[Data rows]
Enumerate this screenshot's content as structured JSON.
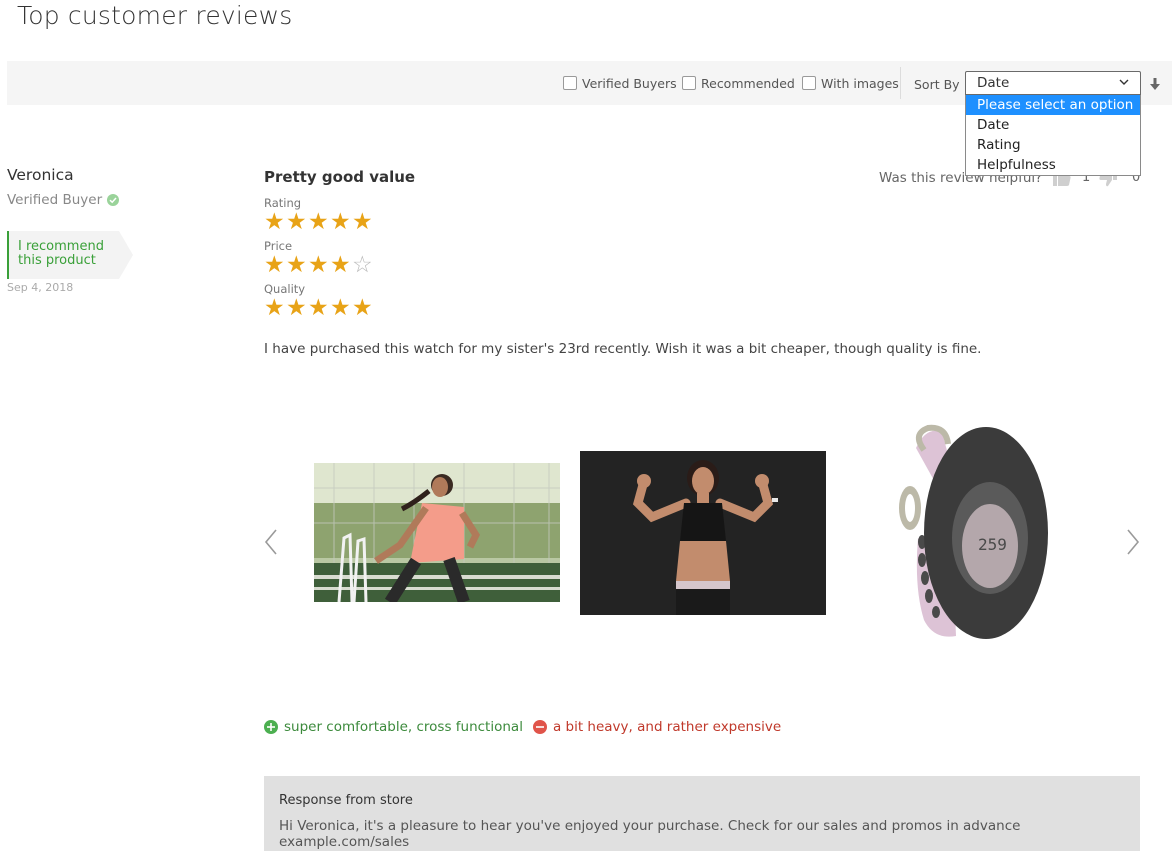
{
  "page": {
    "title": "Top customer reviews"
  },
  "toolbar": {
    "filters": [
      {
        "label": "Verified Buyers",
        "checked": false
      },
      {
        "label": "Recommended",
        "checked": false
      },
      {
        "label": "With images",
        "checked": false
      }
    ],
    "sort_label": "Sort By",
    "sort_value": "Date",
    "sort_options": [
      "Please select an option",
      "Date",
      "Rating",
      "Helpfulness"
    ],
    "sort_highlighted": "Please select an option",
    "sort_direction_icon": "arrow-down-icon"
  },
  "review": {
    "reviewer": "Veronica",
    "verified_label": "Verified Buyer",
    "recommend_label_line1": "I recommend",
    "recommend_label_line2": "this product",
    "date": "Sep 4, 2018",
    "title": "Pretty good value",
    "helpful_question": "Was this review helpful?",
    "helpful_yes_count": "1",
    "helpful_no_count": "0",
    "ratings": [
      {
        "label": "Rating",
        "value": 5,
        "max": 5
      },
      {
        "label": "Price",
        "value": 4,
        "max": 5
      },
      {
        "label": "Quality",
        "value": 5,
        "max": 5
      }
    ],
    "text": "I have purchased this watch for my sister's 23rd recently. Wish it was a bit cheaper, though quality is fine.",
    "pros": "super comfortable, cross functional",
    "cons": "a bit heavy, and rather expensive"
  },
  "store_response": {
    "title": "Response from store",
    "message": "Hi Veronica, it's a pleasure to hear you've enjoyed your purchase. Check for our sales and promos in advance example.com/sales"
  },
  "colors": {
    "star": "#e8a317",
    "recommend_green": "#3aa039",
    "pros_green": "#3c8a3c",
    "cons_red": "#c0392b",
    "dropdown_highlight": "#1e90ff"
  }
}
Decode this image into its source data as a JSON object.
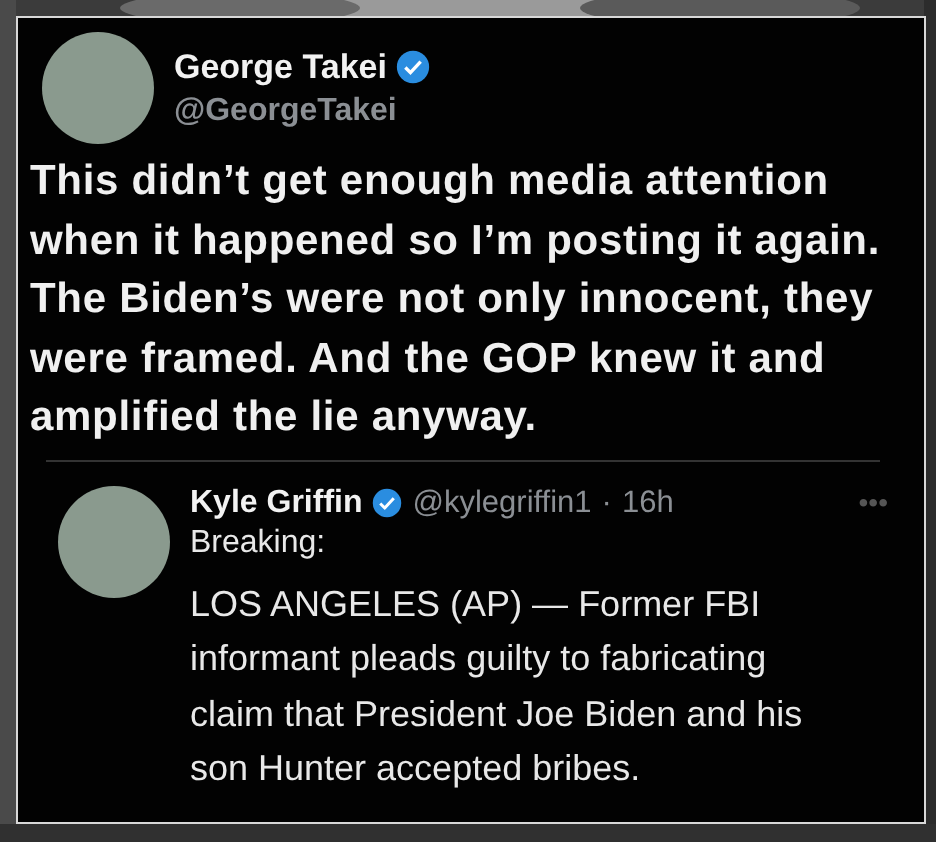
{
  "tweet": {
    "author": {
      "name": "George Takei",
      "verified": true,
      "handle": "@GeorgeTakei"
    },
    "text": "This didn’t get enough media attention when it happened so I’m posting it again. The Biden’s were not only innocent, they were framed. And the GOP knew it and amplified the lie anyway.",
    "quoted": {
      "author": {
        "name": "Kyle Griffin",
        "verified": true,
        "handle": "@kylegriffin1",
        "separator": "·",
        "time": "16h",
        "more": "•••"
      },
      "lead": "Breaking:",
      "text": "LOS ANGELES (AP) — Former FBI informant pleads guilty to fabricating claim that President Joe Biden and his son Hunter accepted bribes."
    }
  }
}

[Exercise prompt]
Repeat the material verbatim. Do not carry over any picture.

[Output]
Enumerate this screenshot's content as structured JSON.
{
  "page": {
    "title": "Top customer reviews"
  },
  "toolbar": {
    "filters": [
      {
        "label": "Verified Buyers",
        "checked": false
      },
      {
        "label": "Recommended",
        "checked": false
      },
      {
        "label": "With images",
        "checked": false
      }
    ],
    "sort_label": "Sort By",
    "sort_value": "Date",
    "sort_options": [
      "Please select an option",
      "Date",
      "Rating",
      "Helpfulness"
    ],
    "sort_highlighted": "Please select an option",
    "sort_direction_icon": "arrow-down-icon"
  },
  "review": {
    "reviewer": "Veronica",
    "verified_label": "Verified Buyer",
    "recommend_label_line1": "I recommend",
    "recommend_label_line2": "this product",
    "date": "Sep 4, 2018",
    "title": "Pretty good value",
    "helpful_question": "Was this review helpful?",
    "helpful_yes_count": "1",
    "helpful_no_count": "0",
    "ratings": [
      {
        "label": "Rating",
        "value": 5,
        "max": 5
      },
      {
        "label": "Price",
        "value": 4,
        "max": 5
      },
      {
        "label": "Quality",
        "value": 5,
        "max": 5
      }
    ],
    "text": "I have purchased this watch for my sister's 23rd recently. Wish it was a bit cheaper, though quality is fine.",
    "pros": "super comfortable, cross functional",
    "cons": "a bit heavy, and rather expensive"
  },
  "store_response": {
    "title": "Response from store",
    "message": "Hi Veronica, it's a pleasure to hear you've enjoyed your purchase. Check for our sales and promos in advance example.com/sales"
  },
  "colors": {
    "star": "#e8a317",
    "recommend_green": "#3aa039",
    "pros_green": "#3c8a3c",
    "cons_red": "#c0392b",
    "dropdown_highlight": "#1e90ff"
  }
}
Decode this image into its source data as a JSON object.
{
  "tweet": {
    "author": {
      "name": "George Takei",
      "verified": true,
      "handle": "@GeorgeTakei"
    },
    "text": "This didn’t get enough media attention when it happened so I’m posting it again. The Biden’s were not only innocent, they were framed. And the GOP knew it and amplified the lie anyway.",
    "quoted": {
      "author": {
        "name": "Kyle Griffin",
        "verified": true,
        "handle": "@kylegriffin1",
        "separator": "·",
        "time": "16h",
        "more": "•••"
      },
      "lead": "Breaking:",
      "text": "LOS ANGELES (AP) — Former FBI informant pleads guilty to fabricating claim that President Joe Biden and his son Hunter accepted bribes."
    }
  }
}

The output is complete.